[To be done]
Reproduce word for word everything from the start of the records down through the line that contains "bottom-edge-bar [0,680,1089,683]", and include that line.

## START Material

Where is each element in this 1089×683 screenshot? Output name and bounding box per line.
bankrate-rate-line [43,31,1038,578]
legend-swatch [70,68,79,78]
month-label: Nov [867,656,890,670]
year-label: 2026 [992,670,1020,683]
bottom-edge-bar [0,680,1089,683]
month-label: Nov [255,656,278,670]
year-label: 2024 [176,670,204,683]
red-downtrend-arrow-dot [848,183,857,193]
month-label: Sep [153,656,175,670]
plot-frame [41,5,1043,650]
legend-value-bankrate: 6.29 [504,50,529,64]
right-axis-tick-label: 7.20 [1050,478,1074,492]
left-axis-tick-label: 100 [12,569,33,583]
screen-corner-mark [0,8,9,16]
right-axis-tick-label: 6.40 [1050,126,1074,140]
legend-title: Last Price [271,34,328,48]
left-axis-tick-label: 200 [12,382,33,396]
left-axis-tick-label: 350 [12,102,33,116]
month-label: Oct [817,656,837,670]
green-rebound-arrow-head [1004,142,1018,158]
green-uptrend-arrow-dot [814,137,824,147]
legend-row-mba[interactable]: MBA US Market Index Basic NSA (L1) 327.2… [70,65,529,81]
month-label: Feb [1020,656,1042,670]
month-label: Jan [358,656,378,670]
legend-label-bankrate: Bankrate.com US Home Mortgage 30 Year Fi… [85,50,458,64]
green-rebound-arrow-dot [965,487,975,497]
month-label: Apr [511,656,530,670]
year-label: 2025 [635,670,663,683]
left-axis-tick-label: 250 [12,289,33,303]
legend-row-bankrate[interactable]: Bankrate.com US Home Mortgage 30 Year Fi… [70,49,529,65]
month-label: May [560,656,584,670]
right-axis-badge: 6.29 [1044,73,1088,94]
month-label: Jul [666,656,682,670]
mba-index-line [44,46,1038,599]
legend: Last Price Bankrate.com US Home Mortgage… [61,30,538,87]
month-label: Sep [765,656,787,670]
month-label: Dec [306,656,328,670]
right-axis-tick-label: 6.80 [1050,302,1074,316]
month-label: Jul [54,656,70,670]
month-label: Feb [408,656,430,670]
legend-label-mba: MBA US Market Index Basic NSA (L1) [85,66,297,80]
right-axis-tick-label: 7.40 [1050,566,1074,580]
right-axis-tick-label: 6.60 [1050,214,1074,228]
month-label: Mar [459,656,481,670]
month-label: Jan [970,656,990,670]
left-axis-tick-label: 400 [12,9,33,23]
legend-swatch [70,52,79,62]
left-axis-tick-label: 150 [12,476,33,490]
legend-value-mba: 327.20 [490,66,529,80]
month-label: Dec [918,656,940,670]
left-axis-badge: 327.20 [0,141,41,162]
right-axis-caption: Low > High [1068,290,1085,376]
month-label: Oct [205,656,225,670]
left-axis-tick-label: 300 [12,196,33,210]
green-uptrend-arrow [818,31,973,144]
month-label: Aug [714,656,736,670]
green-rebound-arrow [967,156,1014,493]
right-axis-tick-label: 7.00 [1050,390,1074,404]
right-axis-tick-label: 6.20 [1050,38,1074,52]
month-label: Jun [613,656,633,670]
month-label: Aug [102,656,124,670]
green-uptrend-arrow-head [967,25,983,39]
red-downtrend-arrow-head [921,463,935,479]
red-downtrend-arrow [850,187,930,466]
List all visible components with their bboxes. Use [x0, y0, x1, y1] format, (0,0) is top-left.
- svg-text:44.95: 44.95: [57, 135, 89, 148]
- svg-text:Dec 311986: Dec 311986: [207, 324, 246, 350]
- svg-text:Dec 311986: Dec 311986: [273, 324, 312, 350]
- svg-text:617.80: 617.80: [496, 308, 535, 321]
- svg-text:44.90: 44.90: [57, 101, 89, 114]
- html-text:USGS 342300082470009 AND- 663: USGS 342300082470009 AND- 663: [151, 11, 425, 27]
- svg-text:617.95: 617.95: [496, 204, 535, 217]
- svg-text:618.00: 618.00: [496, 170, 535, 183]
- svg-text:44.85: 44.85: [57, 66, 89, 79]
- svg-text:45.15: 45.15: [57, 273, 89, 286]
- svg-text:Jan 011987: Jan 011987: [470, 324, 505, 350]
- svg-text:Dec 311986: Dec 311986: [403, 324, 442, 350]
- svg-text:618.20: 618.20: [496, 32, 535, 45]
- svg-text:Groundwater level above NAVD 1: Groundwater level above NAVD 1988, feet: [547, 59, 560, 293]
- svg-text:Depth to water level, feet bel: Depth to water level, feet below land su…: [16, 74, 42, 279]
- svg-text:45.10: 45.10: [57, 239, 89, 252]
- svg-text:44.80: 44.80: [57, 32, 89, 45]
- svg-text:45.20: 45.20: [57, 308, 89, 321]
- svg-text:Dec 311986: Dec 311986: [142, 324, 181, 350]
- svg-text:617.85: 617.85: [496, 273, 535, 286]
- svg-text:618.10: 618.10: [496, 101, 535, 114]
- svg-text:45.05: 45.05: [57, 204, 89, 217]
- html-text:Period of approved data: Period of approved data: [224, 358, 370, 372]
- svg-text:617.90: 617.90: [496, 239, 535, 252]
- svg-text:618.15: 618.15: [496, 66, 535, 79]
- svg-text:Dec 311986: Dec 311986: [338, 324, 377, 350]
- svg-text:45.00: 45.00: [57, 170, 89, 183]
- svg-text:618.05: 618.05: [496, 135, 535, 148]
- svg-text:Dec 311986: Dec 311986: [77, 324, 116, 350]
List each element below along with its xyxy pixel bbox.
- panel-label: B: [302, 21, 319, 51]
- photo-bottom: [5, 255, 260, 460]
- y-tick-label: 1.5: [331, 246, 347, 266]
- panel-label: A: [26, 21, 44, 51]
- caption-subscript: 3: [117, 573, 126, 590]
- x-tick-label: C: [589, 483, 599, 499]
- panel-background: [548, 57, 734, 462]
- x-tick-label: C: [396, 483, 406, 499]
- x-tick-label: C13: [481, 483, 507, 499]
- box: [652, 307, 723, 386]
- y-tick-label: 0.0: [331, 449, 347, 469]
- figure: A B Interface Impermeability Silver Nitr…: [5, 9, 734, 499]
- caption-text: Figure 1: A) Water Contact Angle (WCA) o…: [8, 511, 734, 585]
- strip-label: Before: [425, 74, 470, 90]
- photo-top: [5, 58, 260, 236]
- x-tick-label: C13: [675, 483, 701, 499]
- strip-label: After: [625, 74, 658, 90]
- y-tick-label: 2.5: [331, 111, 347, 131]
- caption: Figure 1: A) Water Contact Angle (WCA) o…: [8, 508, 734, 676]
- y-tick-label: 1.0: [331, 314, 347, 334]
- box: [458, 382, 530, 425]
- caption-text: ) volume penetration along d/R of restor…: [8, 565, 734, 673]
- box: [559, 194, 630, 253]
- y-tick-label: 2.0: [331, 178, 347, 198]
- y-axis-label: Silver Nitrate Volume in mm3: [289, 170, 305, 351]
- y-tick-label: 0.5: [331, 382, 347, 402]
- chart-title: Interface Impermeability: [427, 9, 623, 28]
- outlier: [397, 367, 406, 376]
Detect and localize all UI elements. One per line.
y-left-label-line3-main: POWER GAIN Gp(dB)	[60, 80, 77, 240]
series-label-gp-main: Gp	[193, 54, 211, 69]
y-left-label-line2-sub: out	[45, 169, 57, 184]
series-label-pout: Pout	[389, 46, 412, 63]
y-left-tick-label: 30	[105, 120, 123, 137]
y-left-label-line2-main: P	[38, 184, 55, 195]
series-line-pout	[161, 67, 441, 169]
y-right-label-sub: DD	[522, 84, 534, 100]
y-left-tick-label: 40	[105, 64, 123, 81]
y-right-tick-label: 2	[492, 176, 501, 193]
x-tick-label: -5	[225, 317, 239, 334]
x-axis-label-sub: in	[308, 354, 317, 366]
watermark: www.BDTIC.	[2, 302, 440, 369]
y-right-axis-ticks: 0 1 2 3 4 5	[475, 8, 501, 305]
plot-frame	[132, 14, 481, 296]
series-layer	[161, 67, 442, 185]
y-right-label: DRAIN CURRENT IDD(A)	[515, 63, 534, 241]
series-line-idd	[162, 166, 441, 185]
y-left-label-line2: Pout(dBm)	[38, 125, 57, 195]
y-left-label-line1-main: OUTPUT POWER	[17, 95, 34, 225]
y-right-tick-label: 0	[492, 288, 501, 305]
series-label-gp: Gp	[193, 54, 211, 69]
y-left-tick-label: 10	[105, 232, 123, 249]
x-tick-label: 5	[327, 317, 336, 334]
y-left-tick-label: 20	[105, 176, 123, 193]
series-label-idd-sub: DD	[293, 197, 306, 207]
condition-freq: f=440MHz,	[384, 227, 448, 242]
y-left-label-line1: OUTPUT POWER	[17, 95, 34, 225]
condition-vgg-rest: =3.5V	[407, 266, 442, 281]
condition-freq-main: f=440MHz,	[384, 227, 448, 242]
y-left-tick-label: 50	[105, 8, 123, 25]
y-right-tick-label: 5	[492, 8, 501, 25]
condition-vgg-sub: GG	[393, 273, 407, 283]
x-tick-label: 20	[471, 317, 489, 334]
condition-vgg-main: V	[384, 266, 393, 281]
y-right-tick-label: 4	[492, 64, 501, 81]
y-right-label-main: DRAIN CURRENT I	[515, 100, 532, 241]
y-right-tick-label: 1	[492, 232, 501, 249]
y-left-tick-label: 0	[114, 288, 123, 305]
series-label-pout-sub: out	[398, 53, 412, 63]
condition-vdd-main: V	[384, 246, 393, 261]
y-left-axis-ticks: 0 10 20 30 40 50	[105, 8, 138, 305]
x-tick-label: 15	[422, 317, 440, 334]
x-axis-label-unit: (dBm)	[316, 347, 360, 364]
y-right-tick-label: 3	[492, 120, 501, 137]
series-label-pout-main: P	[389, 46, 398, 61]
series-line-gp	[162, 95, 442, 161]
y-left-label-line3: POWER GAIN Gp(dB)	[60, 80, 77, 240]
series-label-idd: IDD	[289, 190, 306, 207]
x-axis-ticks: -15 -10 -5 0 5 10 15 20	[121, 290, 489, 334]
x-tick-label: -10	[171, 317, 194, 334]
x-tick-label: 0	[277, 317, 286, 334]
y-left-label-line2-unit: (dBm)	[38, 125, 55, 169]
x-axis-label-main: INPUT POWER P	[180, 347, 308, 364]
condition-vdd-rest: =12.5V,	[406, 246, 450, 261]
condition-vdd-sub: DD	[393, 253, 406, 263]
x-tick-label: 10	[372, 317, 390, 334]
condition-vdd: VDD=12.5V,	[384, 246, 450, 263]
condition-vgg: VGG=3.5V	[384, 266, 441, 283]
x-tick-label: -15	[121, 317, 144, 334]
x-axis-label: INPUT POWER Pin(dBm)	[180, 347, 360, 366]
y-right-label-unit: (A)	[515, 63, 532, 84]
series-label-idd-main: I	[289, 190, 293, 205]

## END Material

[Result]
Where is each element in this 1089×683 screenshot? Output name and bounding box per line.
bankrate-rate-line [43,31,1038,578]
legend-swatch [70,68,79,78]
month-label: Nov [867,656,890,670]
year-label: 2026 [992,670,1020,683]
bottom-edge-bar [0,680,1089,683]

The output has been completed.